== Supplied records ==

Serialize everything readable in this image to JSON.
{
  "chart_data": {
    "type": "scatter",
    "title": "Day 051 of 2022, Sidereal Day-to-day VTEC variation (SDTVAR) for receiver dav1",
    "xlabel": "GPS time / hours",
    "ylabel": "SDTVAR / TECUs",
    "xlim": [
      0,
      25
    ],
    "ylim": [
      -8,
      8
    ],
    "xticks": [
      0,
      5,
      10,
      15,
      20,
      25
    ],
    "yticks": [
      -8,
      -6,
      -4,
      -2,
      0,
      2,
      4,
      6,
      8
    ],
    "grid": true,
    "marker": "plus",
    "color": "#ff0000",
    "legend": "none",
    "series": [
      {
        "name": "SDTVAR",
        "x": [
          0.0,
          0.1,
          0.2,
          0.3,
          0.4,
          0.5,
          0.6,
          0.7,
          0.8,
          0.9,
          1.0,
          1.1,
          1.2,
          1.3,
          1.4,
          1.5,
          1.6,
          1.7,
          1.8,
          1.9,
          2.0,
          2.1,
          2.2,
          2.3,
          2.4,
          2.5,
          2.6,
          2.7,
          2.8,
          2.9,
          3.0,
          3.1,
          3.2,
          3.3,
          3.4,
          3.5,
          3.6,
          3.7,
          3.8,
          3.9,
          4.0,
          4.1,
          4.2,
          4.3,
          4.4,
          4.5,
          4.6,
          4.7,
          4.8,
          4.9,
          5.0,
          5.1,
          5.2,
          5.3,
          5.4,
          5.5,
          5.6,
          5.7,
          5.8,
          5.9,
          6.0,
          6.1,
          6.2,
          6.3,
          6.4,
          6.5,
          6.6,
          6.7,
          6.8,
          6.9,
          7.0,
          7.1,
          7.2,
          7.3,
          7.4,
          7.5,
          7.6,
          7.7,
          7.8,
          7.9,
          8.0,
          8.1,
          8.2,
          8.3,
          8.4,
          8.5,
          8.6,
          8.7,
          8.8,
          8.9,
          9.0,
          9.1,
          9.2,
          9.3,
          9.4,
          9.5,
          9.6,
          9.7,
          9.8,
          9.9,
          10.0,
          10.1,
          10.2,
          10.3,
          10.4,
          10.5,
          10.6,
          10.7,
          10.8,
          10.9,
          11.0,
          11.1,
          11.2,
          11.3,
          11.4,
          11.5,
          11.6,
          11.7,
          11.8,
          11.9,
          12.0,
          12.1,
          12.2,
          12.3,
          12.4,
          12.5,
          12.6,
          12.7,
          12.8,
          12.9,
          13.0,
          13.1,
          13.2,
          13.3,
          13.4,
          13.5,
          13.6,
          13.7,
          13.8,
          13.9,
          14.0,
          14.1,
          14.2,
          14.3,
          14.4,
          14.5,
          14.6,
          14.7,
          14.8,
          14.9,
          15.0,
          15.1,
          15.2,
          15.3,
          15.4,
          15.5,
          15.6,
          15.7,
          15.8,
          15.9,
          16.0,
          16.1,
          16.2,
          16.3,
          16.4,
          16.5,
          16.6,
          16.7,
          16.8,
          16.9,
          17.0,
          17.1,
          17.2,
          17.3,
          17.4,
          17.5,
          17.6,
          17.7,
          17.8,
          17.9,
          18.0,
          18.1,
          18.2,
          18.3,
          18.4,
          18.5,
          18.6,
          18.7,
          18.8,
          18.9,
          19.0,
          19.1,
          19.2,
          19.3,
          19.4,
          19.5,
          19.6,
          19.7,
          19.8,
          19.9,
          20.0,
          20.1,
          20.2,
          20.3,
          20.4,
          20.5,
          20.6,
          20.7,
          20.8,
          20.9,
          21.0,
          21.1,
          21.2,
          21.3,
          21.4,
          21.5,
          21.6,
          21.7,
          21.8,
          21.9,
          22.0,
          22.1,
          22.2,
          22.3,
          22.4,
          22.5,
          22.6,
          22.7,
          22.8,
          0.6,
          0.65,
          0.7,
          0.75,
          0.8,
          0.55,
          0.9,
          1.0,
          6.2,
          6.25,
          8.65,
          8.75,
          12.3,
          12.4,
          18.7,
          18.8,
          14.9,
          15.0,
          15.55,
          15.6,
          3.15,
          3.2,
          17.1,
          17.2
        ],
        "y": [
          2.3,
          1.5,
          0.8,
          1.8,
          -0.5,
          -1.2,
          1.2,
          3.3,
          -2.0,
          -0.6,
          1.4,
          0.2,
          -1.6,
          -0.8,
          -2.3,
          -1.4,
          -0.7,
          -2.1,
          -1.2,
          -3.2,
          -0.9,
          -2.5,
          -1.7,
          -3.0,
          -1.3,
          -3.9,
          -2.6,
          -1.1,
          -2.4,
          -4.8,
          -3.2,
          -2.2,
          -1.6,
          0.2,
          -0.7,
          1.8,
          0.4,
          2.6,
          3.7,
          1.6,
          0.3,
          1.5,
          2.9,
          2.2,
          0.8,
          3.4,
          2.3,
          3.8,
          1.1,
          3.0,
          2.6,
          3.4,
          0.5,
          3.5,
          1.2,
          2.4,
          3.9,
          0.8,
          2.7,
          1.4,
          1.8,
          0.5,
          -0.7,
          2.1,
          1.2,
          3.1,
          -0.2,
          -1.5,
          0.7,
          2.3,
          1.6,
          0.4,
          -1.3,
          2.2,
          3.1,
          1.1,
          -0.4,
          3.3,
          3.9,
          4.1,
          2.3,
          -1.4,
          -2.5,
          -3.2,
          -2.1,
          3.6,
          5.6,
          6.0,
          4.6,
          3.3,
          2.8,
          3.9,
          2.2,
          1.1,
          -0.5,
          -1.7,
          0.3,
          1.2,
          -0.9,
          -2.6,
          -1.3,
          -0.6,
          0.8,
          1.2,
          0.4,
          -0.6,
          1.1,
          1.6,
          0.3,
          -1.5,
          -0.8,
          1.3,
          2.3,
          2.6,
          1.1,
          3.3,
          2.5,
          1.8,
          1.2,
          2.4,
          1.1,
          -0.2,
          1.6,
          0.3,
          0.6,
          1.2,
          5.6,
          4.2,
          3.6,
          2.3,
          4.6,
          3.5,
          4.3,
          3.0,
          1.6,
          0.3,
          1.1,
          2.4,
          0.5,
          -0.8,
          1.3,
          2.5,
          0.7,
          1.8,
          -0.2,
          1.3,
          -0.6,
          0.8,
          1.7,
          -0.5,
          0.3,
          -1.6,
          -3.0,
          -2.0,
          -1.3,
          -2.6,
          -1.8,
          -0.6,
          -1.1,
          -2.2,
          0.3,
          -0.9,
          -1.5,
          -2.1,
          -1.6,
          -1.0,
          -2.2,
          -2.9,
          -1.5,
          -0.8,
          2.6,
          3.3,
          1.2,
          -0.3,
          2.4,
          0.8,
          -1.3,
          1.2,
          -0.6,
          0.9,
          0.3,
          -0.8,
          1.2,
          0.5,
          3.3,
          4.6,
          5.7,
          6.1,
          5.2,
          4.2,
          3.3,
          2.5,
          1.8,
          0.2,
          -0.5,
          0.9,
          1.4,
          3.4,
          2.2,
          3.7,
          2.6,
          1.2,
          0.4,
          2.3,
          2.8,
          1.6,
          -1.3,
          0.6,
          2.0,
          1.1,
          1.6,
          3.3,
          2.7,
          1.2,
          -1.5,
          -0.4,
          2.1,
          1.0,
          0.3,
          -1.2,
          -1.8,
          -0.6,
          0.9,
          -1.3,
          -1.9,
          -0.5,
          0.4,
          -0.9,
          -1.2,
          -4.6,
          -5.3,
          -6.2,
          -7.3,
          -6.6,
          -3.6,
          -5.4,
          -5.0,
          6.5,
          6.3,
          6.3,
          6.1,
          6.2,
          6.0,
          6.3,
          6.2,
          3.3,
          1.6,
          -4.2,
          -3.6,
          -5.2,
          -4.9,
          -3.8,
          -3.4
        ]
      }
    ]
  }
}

===

== What is being asked ==
State how many lines above contain the string "SDTVAR", with no other words.

== Final result ==
3